• [The request]:
Quote each record exactly, please, leaving none out.

• [Entries]:
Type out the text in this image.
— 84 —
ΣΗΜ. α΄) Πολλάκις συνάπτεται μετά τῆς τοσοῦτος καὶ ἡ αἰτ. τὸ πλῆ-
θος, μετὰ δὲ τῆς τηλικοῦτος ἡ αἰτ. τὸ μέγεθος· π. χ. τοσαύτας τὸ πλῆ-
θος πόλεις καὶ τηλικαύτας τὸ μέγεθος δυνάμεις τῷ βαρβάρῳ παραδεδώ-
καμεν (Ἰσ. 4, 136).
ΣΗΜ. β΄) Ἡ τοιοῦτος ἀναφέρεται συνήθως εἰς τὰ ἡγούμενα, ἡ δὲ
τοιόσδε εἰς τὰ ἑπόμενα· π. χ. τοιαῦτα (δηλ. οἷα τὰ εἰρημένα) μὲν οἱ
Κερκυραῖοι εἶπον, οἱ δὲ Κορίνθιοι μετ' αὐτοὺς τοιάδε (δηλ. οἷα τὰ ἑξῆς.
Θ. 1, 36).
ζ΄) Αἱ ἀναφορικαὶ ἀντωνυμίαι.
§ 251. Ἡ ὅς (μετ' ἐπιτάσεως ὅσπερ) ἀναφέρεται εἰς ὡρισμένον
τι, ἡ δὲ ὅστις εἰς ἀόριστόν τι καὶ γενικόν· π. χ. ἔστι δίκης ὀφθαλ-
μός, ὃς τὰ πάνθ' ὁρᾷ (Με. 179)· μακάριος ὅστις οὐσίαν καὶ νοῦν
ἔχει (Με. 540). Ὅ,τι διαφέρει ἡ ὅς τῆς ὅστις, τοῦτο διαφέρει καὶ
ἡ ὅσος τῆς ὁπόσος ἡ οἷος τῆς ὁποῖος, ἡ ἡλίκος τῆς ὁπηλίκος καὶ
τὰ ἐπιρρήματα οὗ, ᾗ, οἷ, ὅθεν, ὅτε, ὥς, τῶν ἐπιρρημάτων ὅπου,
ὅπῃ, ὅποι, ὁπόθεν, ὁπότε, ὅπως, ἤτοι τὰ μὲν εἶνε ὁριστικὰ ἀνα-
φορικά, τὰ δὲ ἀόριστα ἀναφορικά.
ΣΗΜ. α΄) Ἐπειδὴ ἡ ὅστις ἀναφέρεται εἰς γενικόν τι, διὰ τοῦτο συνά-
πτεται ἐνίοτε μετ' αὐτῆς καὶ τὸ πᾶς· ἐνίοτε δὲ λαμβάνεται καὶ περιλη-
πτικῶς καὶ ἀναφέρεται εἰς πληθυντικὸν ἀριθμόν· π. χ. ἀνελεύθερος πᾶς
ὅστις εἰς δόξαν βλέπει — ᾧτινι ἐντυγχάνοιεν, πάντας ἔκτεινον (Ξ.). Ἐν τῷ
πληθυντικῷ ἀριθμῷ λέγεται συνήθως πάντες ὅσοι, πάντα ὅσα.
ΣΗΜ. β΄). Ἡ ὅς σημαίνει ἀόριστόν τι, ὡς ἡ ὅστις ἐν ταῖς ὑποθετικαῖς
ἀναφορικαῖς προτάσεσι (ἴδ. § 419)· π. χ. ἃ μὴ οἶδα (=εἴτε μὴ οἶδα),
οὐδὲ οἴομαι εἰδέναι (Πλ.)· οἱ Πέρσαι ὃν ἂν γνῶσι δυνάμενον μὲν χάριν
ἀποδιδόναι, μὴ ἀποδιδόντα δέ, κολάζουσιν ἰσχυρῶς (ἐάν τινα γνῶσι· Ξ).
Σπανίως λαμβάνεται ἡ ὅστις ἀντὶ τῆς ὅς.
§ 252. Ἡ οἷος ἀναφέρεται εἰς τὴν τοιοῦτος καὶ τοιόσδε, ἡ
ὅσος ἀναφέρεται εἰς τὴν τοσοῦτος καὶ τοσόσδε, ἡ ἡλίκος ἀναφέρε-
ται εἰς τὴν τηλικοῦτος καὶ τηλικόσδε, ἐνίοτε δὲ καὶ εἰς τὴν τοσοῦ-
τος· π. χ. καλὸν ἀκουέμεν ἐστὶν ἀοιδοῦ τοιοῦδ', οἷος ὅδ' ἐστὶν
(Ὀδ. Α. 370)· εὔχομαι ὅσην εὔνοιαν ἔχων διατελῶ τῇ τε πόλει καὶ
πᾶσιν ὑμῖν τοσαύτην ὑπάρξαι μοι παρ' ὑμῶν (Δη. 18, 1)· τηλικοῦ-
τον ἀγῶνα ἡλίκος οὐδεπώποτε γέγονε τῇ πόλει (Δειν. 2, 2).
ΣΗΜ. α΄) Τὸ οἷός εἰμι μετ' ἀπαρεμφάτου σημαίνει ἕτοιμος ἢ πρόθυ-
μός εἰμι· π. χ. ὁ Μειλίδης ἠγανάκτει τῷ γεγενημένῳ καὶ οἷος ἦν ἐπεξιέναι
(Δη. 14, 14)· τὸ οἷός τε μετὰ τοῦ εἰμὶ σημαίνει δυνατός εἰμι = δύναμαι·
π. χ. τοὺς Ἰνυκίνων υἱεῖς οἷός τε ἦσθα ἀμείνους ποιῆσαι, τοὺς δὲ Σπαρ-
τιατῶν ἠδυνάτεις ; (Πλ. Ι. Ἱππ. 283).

• [Answer to this exercise]:
Type out the text in this image.
— 84 —
ΣΗΜ. α΄) Πολλάκις συνάπτεται μετά τῆς τοσοῦτος καὶ ἡ αἰτ. τὸ πλῆ-
θος, μετὰ δὲ τῆς τηλικοῦτος ἡ αἰτ. τὸ μέγεθος· π. χ. τοσαύτας τὸ πλῆ-
θος πόλεις καὶ τηλικαύτας τὸ μέγεθος δυνάμεις τῷ βαρβάρῳ παραδεδώ-
καμεν (Ἰσ. 4, 136).
ΣΗΜ. β΄) Ἡ τοιοῦτος ἀναφέρεται συνήθως εἰς τὰ ἡγούμενα, ἡ δὲ
τοιόσδε εἰς τὰ ἑπόμενα· π. χ. τοιαῦτα (δηλ. οἷα τὰ εἰρημένα) μὲν οἱ
Κερκυραῖοι εἶπον, οἱ δὲ Κορίνθιοι μετ' αὐτοὺς τοιάδε (δηλ. οἷα τὰ ἑξῆς.
Θ. 1, 36).
ζ΄) Αἱ ἀναφορικαὶ ἀντωνυμίαι.
§ 251. Ἡ ὅς (μετ' ἐπιτάσεως ὅσπερ) ἀναφέρεται εἰς ὡρισμένον
τι, ἡ δὲ ὅστις εἰς ἀόριστόν τι καὶ γενικόν· π. χ. ἔστι δίκης ὀφθαλ-
μός, ὃς τὰ πάνθ' ὁρᾷ (Με. 179)· μακάριος ὅστις οὐσίαν καὶ νοῦν
ἔχει (Με. 540). Ὅ,τι διαφέρει ἡ ὅς τῆς ὅστις, τοῦτο διαφέρει καὶ
ἡ ὅσος τῆς ὁπόσος ἡ οἷος τῆς ὁποῖος, ἡ ἡλίκος τῆς ὁπηλίκος καὶ
τὰ ἐπιρρήματα οὗ, ᾗ, οἷ, ὅθεν, ὅτε, ὥς, τῶν ἐπιρρημάτων ὅπου,
ὅπῃ, ὅποι, ὁπόθεν, ὁπότε, ὅπως, ἤτοι τὰ μὲν εἶνε ὁριστικὰ ἀνα-
φορικά, τὰ δὲ ἀόριστα ἀναφορικά.
ΣΗΜ. α΄) Ἐπειδὴ ἡ ὅστις ἀναφέρεται εἰς γενικόν τι, διὰ τοῦτο συνά-
πτεται ἐνίοτε μετ' αὐτῆς καὶ τὸ πᾶς· ἐνίοτε δὲ λαμβάνεται καὶ περιλη-
πτικῶς καὶ ἀναφέρεται εἰς πληθυντικὸν ἀριθμόν· π. χ. ἀνελεύθερος πᾶς
ὅστις εἰς δόξαν βλέπει — ᾧτινι ἐντυγχάνοιεν, πάντας ἔκτεινον (Ξ.). Ἐν τῷ
πληθυντικῷ ἀριθμῷ λέγεται συνήθως πάντες ὅσοι, πάντα ὅσα.
ΣΗΜ. β΄). Ἡ ὅς σημαίνει ἀόριστόν τι, ὡς ἡ ὅστις ἐν ταῖς ὑποθετικαῖς
ἀναφορικαῖς προτάσεσι (ἴδ. § 419)· π. χ. ἃ μὴ οἶδα (=εἴτε μὴ οἶδα),
οὐδὲ οἴομαι εἰδέναι (Πλ.)· οἱ Πέρσαι ὃν ἂν γνῶσι δυνάμενον μὲν χάριν
ἀποδιδόναι, μὴ ἀποδιδόντα δέ, κολάζουσιν ἰσχυρῶς (ἐάν τινα γνῶσι· Ξ).
Σπανίως λαμβάνεται ἡ ὅστις ἀντὶ τῆς ὅς.
§ 252. Ἡ οἷος ἀναφέρεται εἰς τὴν τοιοῦτος καὶ τοιόσδε, ἡ
ὅσος ἀναφέρεται εἰς τὴν τοσοῦτος καὶ τοσόσδε, ἡ ἡλίκος ἀναφέρε-
ται εἰς τὴν τηλικοῦτος καὶ τηλικόσδε, ἐνίοτε δὲ καὶ εἰς τὴν τοσοῦ-
τος· π. χ. καλὸν ἀκουέμεν ἐστὶν ἀοιδοῦ τοιοῦδ', οἷος ὅδ' ἐστὶν
(Ὀδ. Α. 370)· εὔχομαι ὅσην εὔνοιαν ἔχων διατελῶ τῇ τε πόλει καὶ
πᾶσιν ὑμῖν τοσαύτην ὑπάρξαι μοι παρ' ὑμῶν (Δη. 18, 1)· τηλικοῦ-
τον ἀγῶνα ἡλίκος οὐδεπώποτε γέγονε τῇ πόλει (Δειν. 2, 2).
ΣΗΜ. α΄) Τὸ οἷός εἰμι μετ' ἀπαρεμφάτου σημαίνει ἕτοιμος ἢ πρόθυ-
μός εἰμι· π. χ. ὁ Μειλίδης ἠγανάκτει τῷ γεγενημένῳ καὶ οἷος ἦν ἐπεξιέναι
(Δη. 14, 14)· τὸ οἷός τε μετὰ τοῦ εἰμὶ σημαίνει δυνατός εἰμι = δύναμαι·
π. χ. τοὺς Ἰνυκίνων υἱεῖς οἷός τε ἦσθα ἀμείνους ποιῆσαι, τοὺς δὲ Σπαρ-
τιατῶν ἠδυνάτεις ; (Πλ. Ι. Ἱππ. 283).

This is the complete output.